Extracted records:
────────────────────

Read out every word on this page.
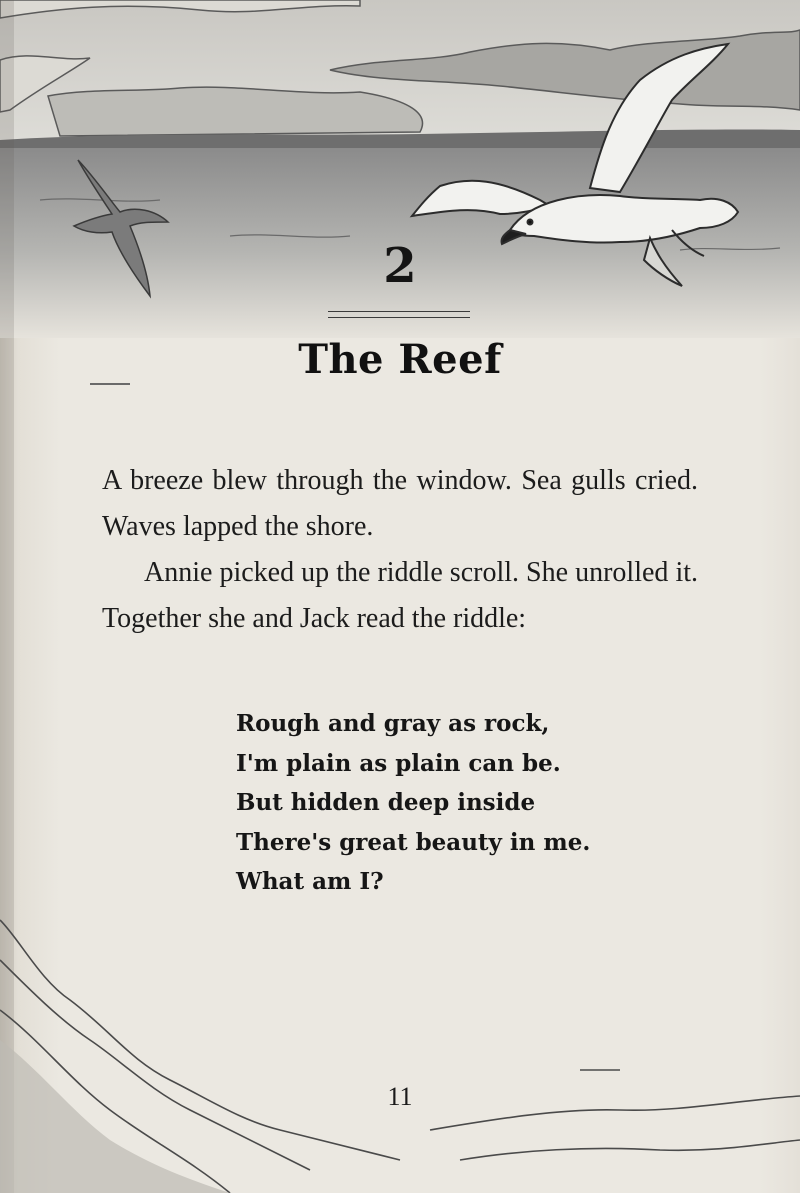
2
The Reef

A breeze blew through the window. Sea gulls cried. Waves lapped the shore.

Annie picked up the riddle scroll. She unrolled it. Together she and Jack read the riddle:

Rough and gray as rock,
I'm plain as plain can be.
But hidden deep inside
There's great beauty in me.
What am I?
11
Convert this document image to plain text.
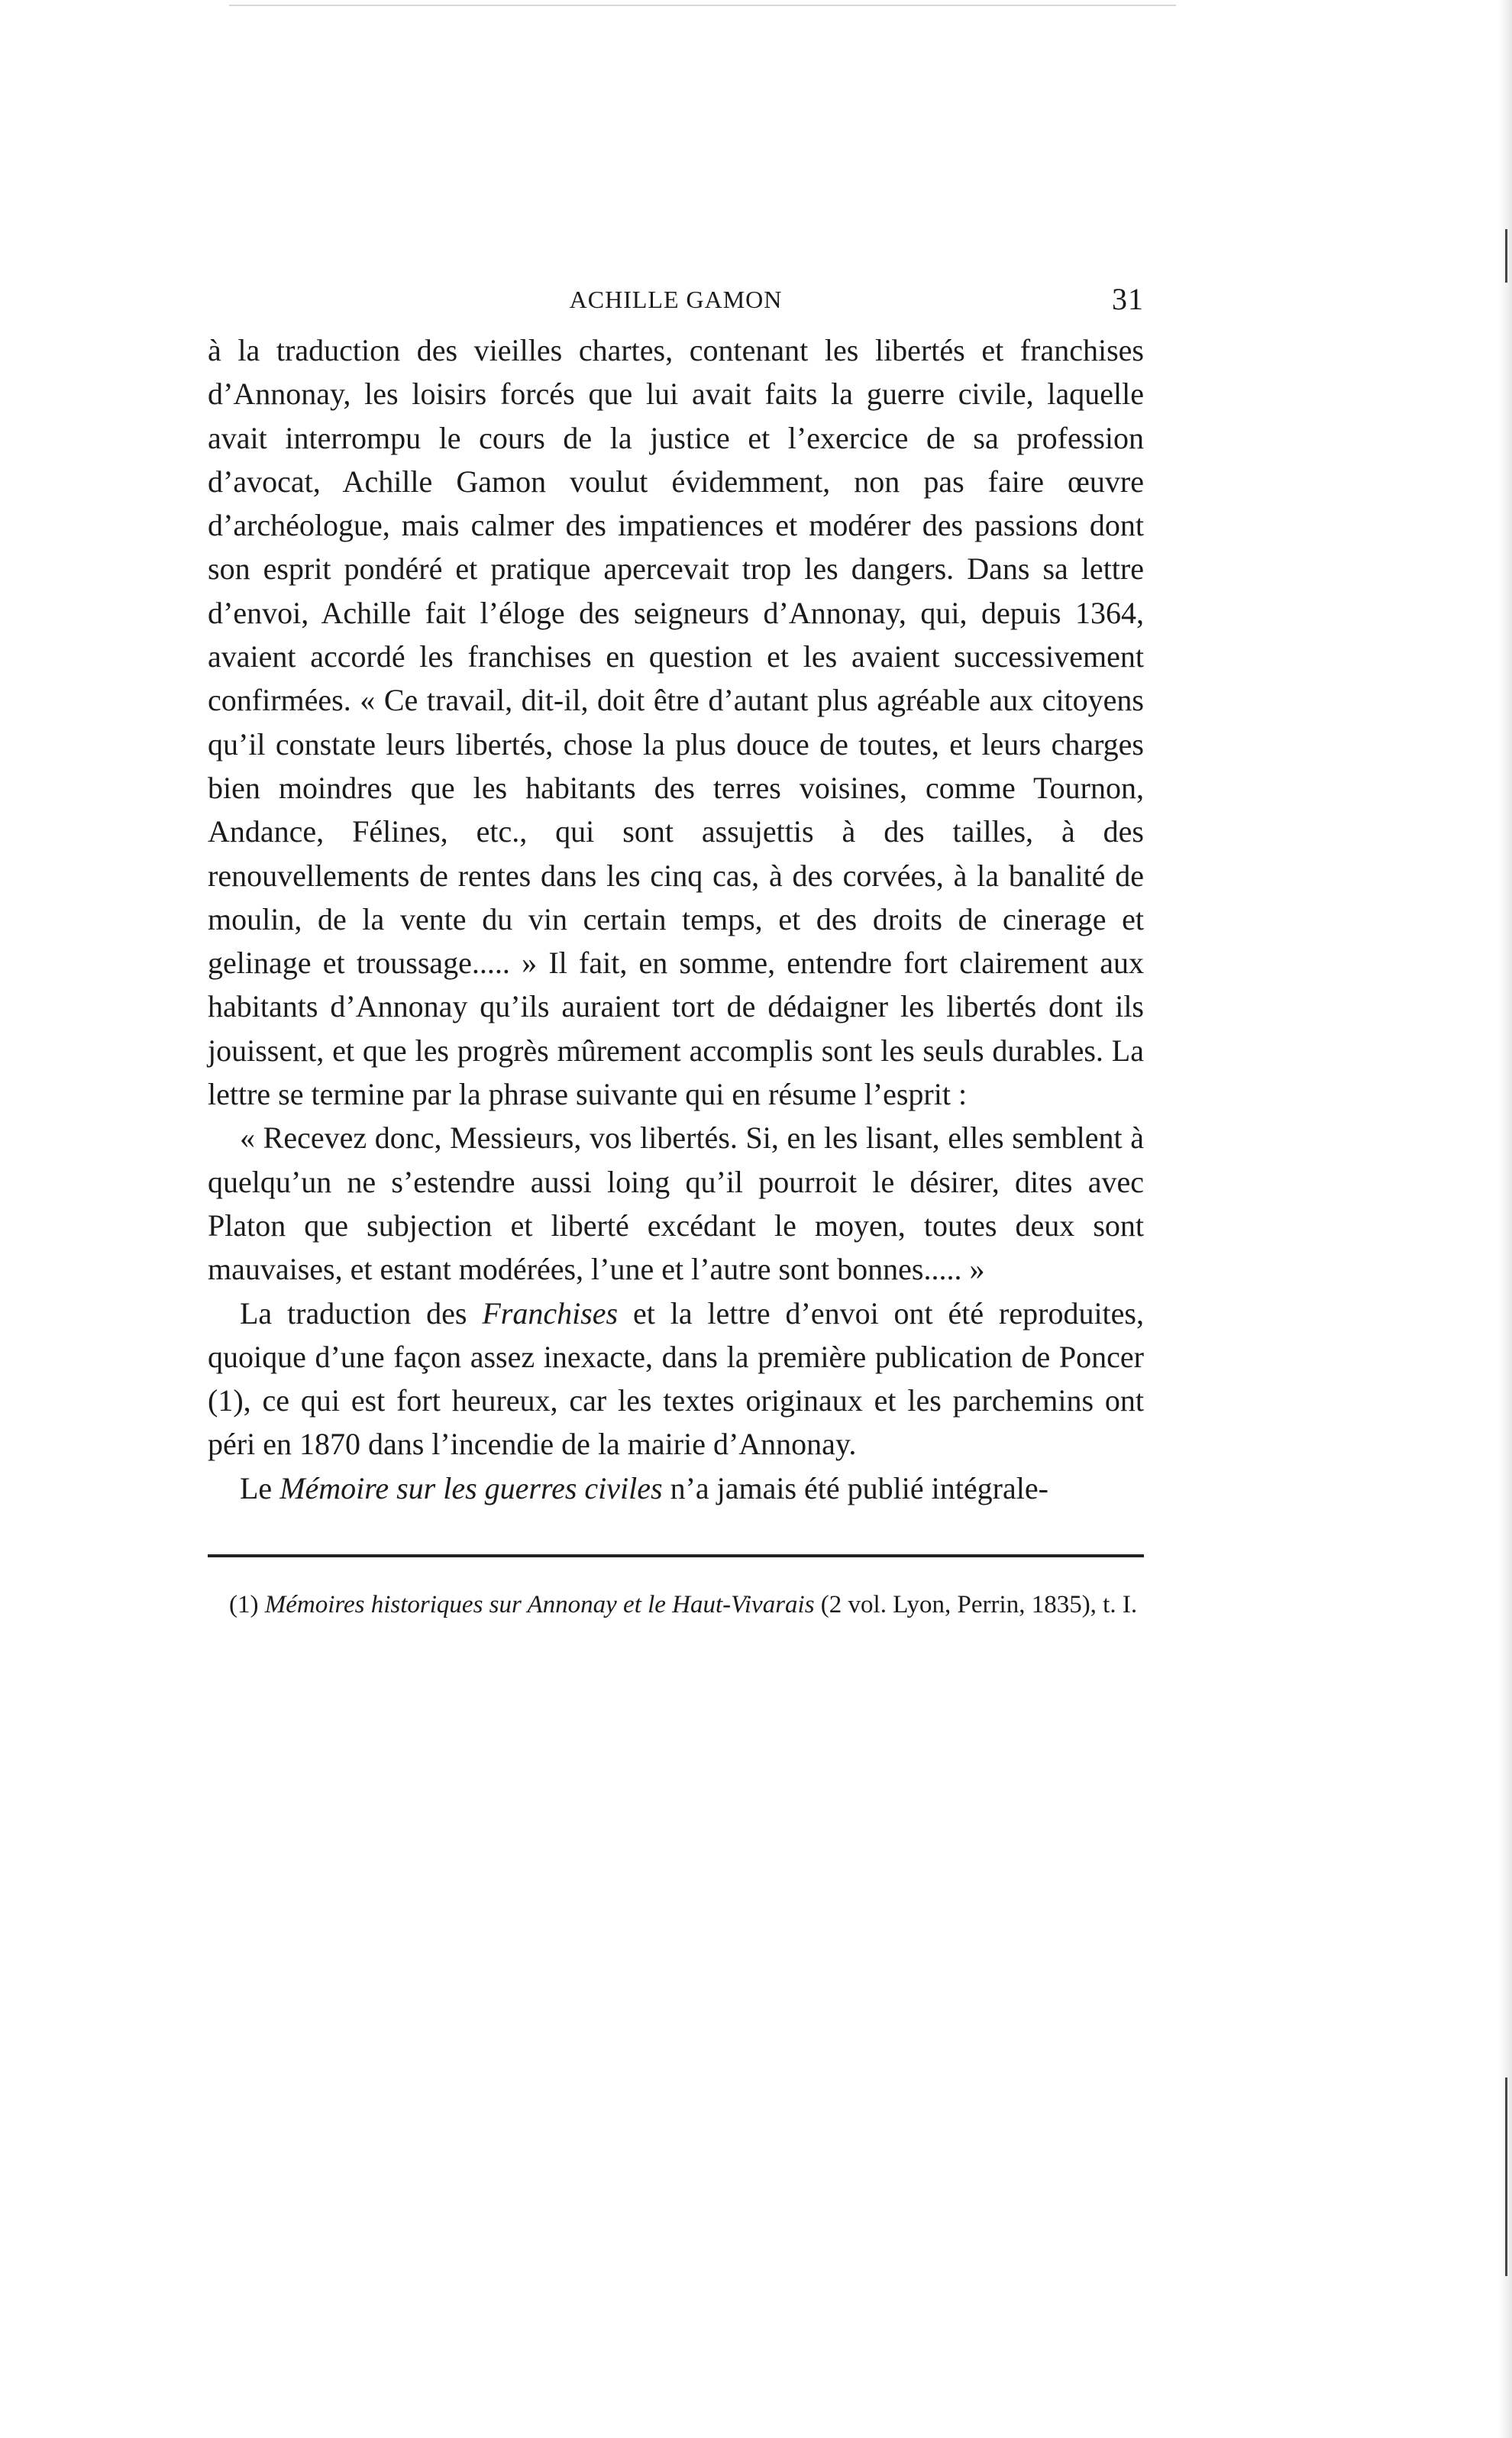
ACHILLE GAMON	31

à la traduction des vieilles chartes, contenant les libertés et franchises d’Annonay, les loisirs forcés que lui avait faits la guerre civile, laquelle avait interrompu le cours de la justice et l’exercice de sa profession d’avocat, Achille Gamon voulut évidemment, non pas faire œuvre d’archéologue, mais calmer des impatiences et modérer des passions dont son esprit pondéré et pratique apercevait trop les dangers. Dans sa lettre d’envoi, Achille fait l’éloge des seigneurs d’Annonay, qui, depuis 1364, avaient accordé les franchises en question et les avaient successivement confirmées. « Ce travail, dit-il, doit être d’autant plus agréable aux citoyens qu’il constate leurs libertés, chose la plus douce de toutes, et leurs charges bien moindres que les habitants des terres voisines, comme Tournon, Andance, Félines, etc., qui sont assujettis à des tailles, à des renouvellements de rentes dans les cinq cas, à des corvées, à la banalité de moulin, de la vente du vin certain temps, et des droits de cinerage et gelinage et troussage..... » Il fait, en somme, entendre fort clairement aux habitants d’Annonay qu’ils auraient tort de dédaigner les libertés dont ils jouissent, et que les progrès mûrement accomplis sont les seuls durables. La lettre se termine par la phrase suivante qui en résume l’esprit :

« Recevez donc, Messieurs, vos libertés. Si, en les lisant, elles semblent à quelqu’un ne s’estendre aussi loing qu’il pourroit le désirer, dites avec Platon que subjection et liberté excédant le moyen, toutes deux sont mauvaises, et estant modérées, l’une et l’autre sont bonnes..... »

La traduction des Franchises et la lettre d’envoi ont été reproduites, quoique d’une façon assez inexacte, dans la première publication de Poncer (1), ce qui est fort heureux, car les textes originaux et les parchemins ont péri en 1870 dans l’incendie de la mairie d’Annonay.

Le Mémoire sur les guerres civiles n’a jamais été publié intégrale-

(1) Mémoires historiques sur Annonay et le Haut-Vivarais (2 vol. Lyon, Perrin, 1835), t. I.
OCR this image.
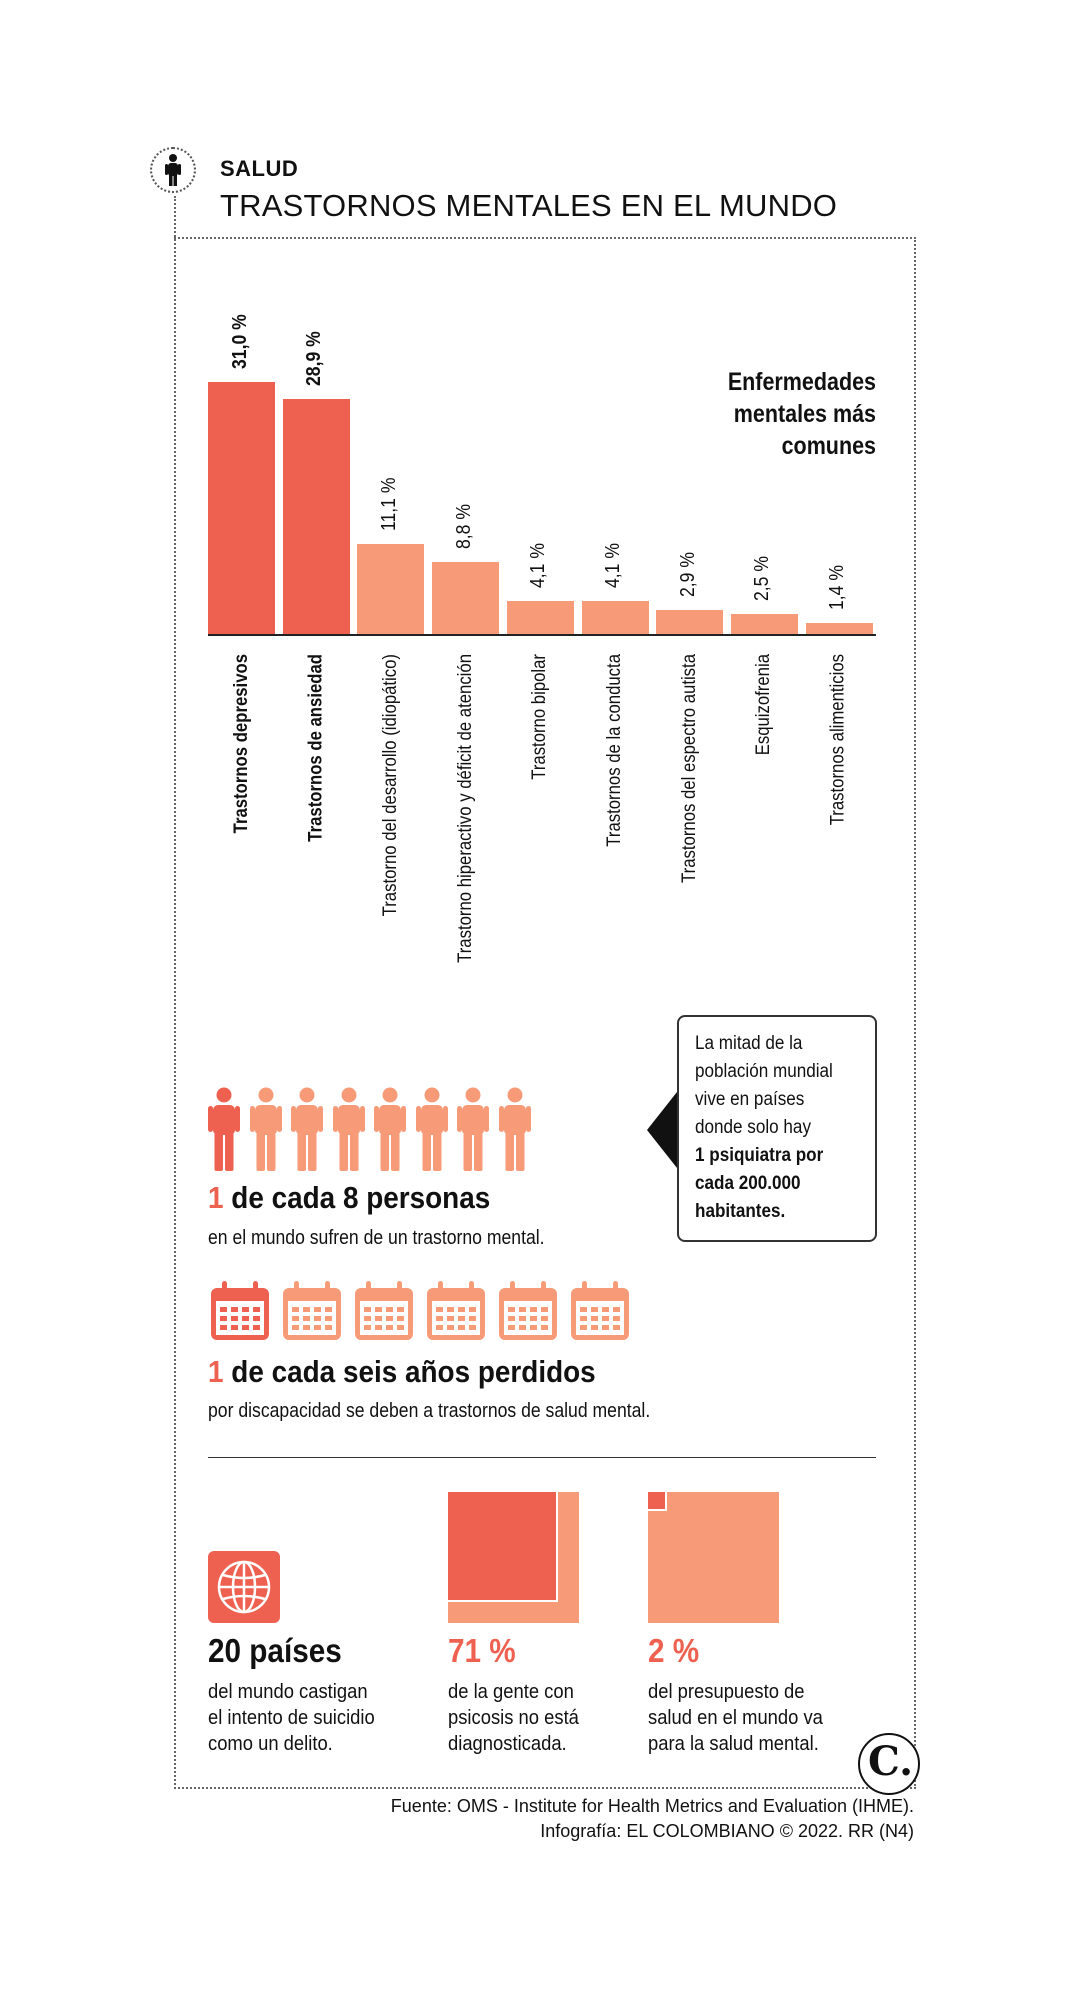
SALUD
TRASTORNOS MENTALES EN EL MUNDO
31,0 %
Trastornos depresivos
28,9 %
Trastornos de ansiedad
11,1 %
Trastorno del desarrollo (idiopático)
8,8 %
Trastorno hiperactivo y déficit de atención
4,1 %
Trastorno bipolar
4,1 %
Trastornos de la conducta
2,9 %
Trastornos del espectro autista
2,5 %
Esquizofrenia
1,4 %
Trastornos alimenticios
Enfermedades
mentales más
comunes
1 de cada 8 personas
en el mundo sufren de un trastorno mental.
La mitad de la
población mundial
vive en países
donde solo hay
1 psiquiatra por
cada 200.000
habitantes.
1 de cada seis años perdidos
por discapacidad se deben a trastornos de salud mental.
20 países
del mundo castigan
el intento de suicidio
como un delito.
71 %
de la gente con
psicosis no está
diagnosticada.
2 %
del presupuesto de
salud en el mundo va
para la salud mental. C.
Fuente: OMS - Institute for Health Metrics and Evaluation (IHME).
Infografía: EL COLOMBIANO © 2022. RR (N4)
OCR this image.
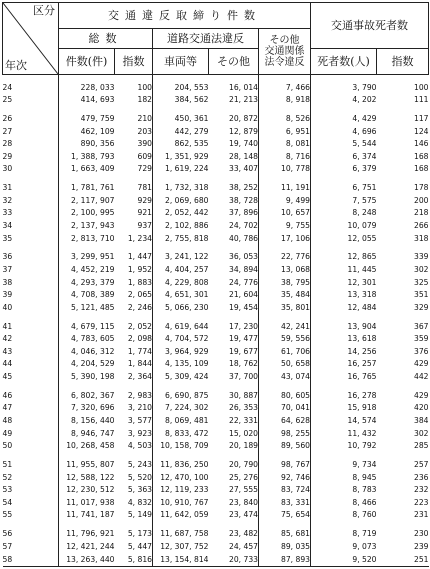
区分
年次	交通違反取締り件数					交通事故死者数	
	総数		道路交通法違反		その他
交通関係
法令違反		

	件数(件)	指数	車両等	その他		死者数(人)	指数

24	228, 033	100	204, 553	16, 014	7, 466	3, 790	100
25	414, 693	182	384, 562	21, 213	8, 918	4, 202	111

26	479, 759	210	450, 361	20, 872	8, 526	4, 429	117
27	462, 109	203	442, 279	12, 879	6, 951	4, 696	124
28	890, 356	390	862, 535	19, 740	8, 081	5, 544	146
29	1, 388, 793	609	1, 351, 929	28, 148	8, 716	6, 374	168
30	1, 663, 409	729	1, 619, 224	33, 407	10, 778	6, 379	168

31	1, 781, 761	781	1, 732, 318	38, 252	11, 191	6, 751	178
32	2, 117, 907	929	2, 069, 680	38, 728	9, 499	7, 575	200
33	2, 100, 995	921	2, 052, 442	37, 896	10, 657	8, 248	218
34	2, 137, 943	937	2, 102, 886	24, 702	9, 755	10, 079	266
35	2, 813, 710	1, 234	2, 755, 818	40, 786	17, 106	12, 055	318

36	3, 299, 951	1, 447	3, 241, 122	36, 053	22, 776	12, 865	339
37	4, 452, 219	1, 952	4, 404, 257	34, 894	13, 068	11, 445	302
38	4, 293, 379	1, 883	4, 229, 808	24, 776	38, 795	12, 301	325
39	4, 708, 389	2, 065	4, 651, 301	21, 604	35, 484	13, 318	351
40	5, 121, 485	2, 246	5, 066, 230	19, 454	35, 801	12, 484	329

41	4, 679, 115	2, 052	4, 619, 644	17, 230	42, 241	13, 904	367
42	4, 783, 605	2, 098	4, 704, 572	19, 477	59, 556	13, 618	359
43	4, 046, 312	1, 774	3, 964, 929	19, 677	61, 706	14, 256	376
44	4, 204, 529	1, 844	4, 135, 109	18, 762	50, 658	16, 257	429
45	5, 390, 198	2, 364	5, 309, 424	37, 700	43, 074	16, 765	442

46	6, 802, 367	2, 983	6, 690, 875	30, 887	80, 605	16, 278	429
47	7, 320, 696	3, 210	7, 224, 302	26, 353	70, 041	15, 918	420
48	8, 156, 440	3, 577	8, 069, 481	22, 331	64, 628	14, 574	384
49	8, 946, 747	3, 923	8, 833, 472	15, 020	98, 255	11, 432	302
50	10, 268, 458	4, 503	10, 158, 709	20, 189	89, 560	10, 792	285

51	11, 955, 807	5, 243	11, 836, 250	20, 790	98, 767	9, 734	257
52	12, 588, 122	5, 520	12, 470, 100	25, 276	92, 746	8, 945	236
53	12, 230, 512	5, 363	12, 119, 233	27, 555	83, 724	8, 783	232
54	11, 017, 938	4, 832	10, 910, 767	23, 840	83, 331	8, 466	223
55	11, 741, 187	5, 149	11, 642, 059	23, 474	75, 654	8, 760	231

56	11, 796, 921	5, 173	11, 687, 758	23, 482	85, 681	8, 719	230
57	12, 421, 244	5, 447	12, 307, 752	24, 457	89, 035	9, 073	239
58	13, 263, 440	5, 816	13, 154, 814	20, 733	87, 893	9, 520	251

────────────────────

The exercise: Which lines include the word "plain"? Copy every one of them.

Reply:
I'm plain as plain can be.
Convert this document image to plain text.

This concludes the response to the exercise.